▼

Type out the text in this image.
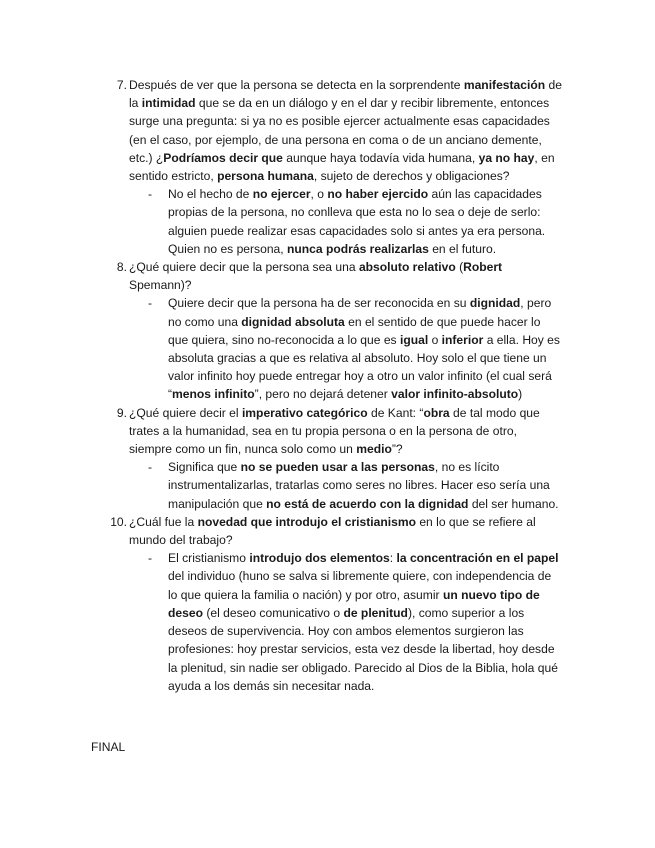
7. Después de ver que la persona se detecta en la sorprendente manifestación de la intimidad que se da en un diálogo y en el dar y recibir libremente, entonces surge una pregunta: si ya no es posible ejercer actualmente esas capacidades (en el caso, por ejemplo, de una persona en coma o de un anciano demente, etc.) ¿Podríamos decir que aunque haya todavía vida humana, ya no hay, en sentido estricto, persona humana, sujeto de derechos y obligaciones?

- No el hecho de no ejercer, o no haber ejercido aún las capacidades propias de la persona, no conlleva que esta no lo sea o deje de serlo: alguien puede realizar esas capacidades solo si antes ya era persona. Quien no es persona, nunca podrás realizarlas en el futuro.
8. ¿Qué quiere decir que la persona sea una absoluto relativo (Robert Spemann)?

- Quiere decir que la persona ha de ser reconocida en su dignidad, pero no como una dignidad absoluta en el sentido de que puede hacer lo que quiera, sino no-reconocida a lo que es igual o inferior a ella. Hoy es absoluta gracias a que es relativa al absoluto. Hoy solo el que tiene un valor infinito hoy puede entregar hoy a otro un valor infinito (el cual será “menos infinito”, pero no dejará detener valor infinito-absoluto)
9. ¿Qué quiere decir el imperativo categórico de Kant: “obra de tal modo que trates a la humanidad, sea en tu propia persona o en la persona de otro, siempre como un fin, nunca solo como un medio”?

- Significa que no se pueden usar a las personas, no es lícito instrumentalizarlas, tratarlas como seres no libres. Hacer eso sería una manipulación que no está de acuerdo con la dignidad del ser humano.
10. ¿Cuál fue la novedad que introdujo el cristianismo en lo que se refiere al mundo del trabajo?

- El cristianismo introdujo dos elementos: la concentración en el papel del individuo (huno se salva si libremente quiere, con independencia de lo que quiera la familia o nación) y por otro, asumir un nuevo tipo de deseo (el deseo comunicativo o de plenitud), como superior a los deseos de supervivencia. Hoy con ambos elementos surgieron las profesiones: hoy prestar servicios, esta vez desde la libertad, hoy desde la plenitud, sin nadie ser obligado. Parecido al Dios de la Biblia, hola qué ayuda a los demás sin necesitar nada.
FINAL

▲

### SHORT PROBLEM
Isolate the lines above that contain the word "nunca" and copy them.

### EXPECTED ANSWER
- No el hecho de no ejercer, o no haber ejercido aún las capacidades propias de la persona, no conlleva que esta no lo sea o deje de serlo: alguien puede realizar esas capacidades solo si antes ya era persona. Quien no es persona, nunca podrás realizarlas en el futuro.
9. ¿Qué quiere decir el imperativo categórico de Kant: “obra de tal modo que trates a la humanidad, sea en tu propia persona o en la persona de otro, siempre como un fin, nunca solo como un medio”?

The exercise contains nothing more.